:: TASK DESCRIPTION ::
Pull out every line with the word "martinj".

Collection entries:
● ● ● ● ● ● ●

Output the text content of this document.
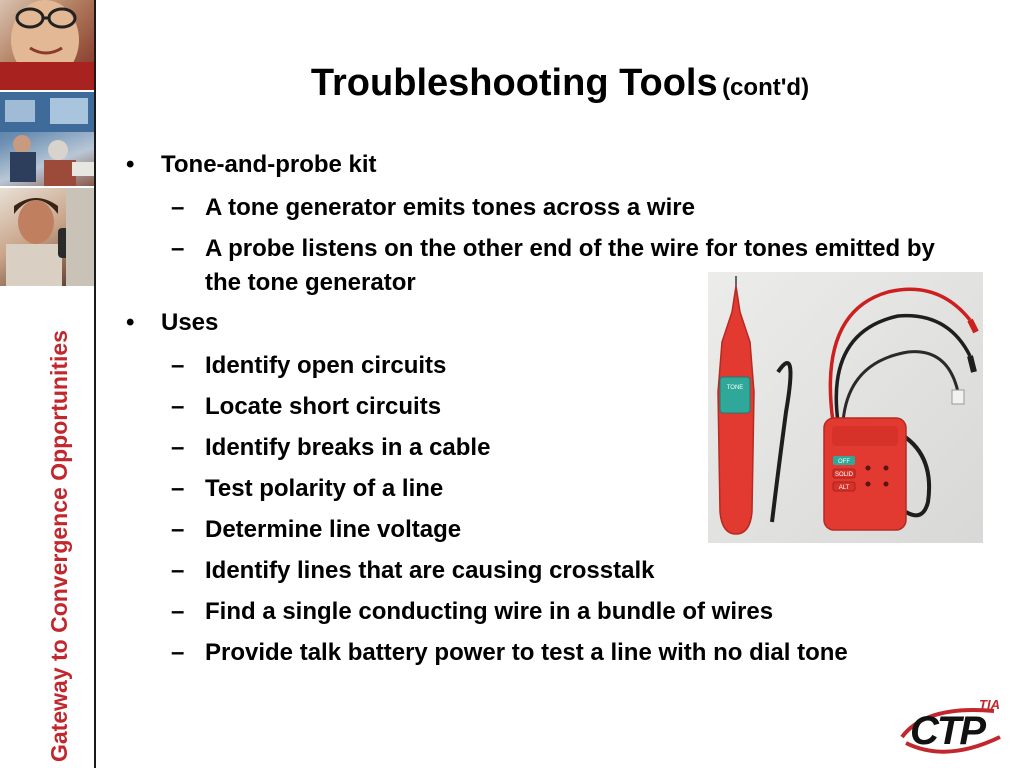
Gateway to Convergence Opportunities
Troubleshooting Tools (cont'd)
• Tone-and-probe kit
– A tone generator emits tones across a wire
– A probe listens on the other end of the wire for tones emitted by the tone generator
• Uses
– Identify open circuits
– Locate short circuits
– Identify breaks in a cable
– Test polarity of a line
– Determine line voltage
– Identify lines that are causing crosstalk
– Find a single conducting wire in a bundle of wires
– Provide talk battery power to test a line with no dial tone
TONE
OFF
SOLID
ALT
TIA
CTP
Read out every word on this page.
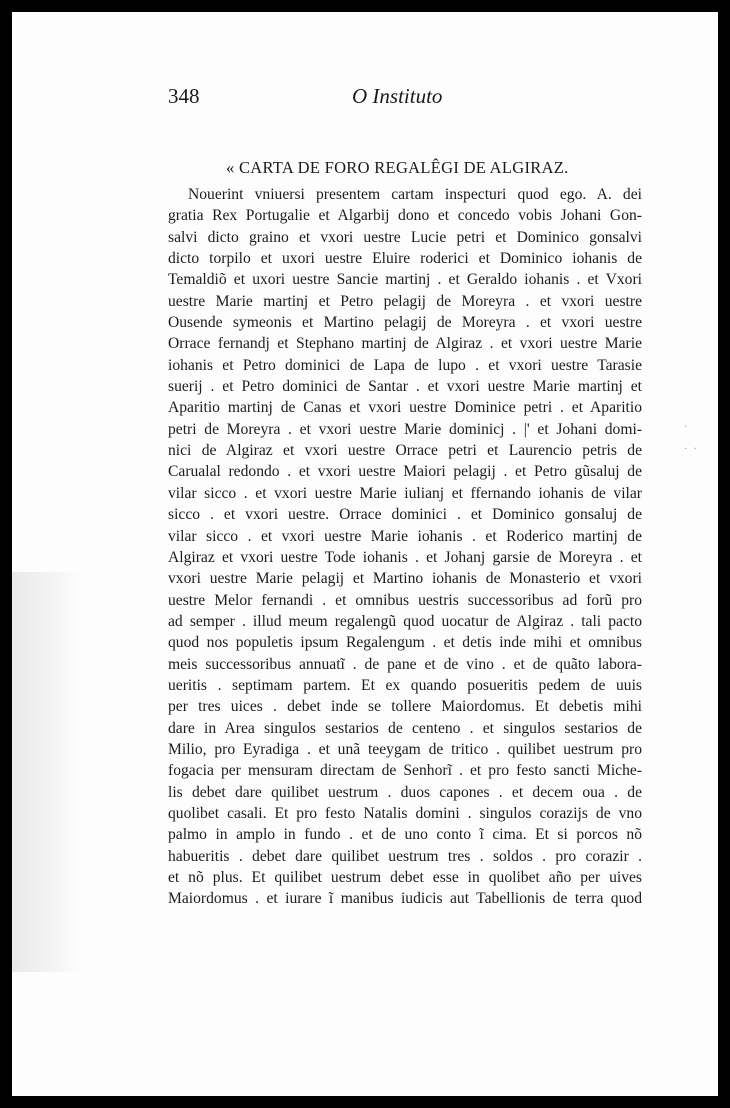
348	O Instituto
« CARTA DE FORO REGALÊGI DE ALGIRAZ.
Nouerint vniuersi presentem cartam inspecturi quod ego. A. dei
gratia Rex Portugalie et Algarbij dono et concedo vobis Johani Gon-
salvi dicto graino et vxori uestre Lucie petri et Dominico gonsalvi
dicto torpilo et uxori uestre Eluire roderici et Dominico iohanis de
Temaldiõ et uxori uestre Sancie martinj . et Geraldo iohanis . et Vxori
uestre Marie martinj et Petro pelagij de Moreyra . et vxori uestre
Ousende symeonis et Martino pelagij de Moreyra . et vxori uestre
Orrace fernandj et Stephano martinj de Algiraz . et vxori uestre Marie
iohanis et Petro dominici de Lapa de lupo . et vxori uestre Tarasie
suerij . et Petro dominici de Santar . et vxori uestre Marie martinj et
Aparitio martinj de Canas et vxori uestre Dominice petri . et Aparitio
petri de Moreyra . et vxori uestre Marie dominicj . |' et Johani domi-
nici de Algiraz et vxori uestre Orrace petri et Laurencio petris de
Carualal redondo . et vxori uestre Maiori pelagij . et Petro gũsaluj de
vilar sicco . et vxori uestre Marie iulianj et ffernando iohanis de vilar
sicco . et vxori uestre. Orrace dominici . et Dominico gonsaluj de
vilar sicco . et vxori uestre Marie iohanis . et Roderico martinj de
Algiraz et vxori uestre Tode iohanis . et Johanj garsie de Moreyra . et
vxori uestre Marie pelagij et Martino iohanis de Monasterio et vxori
uestre Melor fernandi . et omnibus uestris successoribus ad forũ pro
ad semper . illud meum regalengũ quod uocatur de Algiraz . tali pacto
quod nos populetis ipsum Regalengum . et detis inde mihi et omnibus
meis successoribus annuatĩ . de pane et de vino . et de quãto labora-
ueritis . septimam partem. Et ex quando posueritis pedem de uuis
per tres uices . debet inde se tollere Maiordomus. Et debetis mihi
dare in Area singulos sestarios de centeno . et singulos sestarios de
Milio, pro Eyradiga . et unã teeygam de tritico . quilibet uestrum pro
fogacia per mensuram directam de Senhorĩ . et pro festo sancti Miche-
lis debet dare quilibet uestrum . duos capones . et decem oua . de
quolibet casali. Et pro festo Natalis domini . singulos corazijs de vno
palmo in amplo in fundo . et de uno conto ĩ cima. Et si porcos nõ
habueritis . debet dare quilibet uestrum tres . soldos . pro corazir .
et nõ plus. Et quilibet uestrum debet esse in quolibet año per uives
Maiordomus . et iurare ĩ manibus iudicis aut Tabellionis de terra quod
·

·  ·
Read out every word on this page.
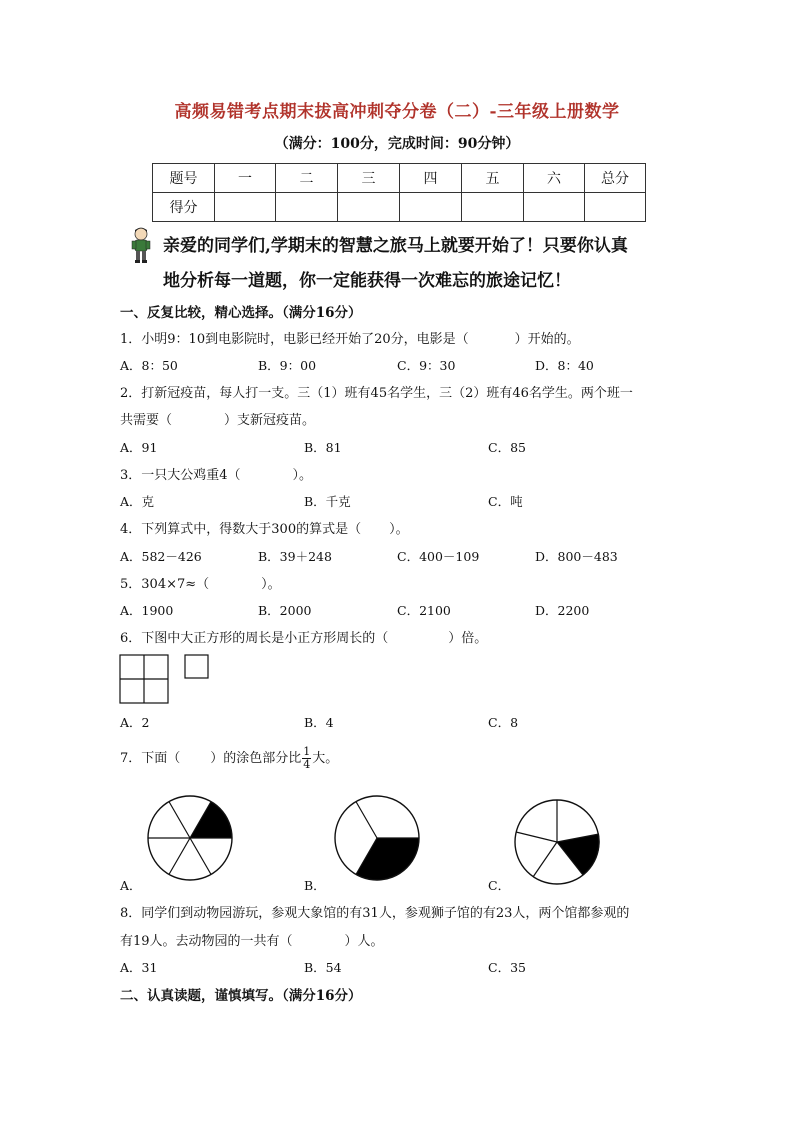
高频易错考点期末拔高冲刺夺分卷（二）-三年级上册数学
（满分：100分，完成时间：90分钟）
题号	一	二	三	四	五	六	总分
得分							
亲爱的同学们,学期末的智慧之旅马上就要开始了！只要你认真
地分析每一道题，你一定能获得一次难忘的旅途记忆！
一、反复比较，精心选择。（满分16分）
1．小明9：10到电影院时，电影已经开始了20分，电影是（	）开始的。
A．8：50	B．9：00	C．9：30	D．8：40
2．打新冠疫苗，每人打一支。三（1）班有45名学生，三（2）班有46名学生。两个班一
共需要（	）支新冠疫苗。
A．91	B．81	C．85
3．一只大公鸡重4（	）。
A．克	B．千克	C．吨
4．下列算式中，得数大于300的算式是（ ）。
A．582－426	B．39＋248	C．400－109	D．800－483
5．304×7≈（	）。
A．1900	B．2000	C．2100	D．2200
6．下图中大正方形的周长是小正方形周长的（	）倍。
A．2	B．4	C．8
7．下面（ ）的涂色部分比 $\frac{1}{4}$ 大。
A．	B．	C．
8．同学们到动物园游玩，参观大象馆的有31人，参观狮子馆的有23人，两个馆都参观的
有19人。去动物园的一共有（	）人。
A．31	B．54	C．35
二、认真读题，谨慎填写。（满分16分）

● ● ● ● ● ● ●

:: FINISHED EXERCISE ::
Temaldiõ et uxori uestre Sancie martinj . et Geraldo iohanis . et Vxori
uestre Marie martinj et Petro pelagij de Moreyra . et vxori uestre
Orrace fernandj et Stephano martinj de Algiraz . et vxori uestre Marie
suerij . et Petro dominici de Santar . et vxori uestre Marie martinj et
Aparitio martinj de Canas et vxori uestre Dominice petri . et Aparitio
vilar sicco . et vxori uestre Marie iohanis . et Roderico martinj de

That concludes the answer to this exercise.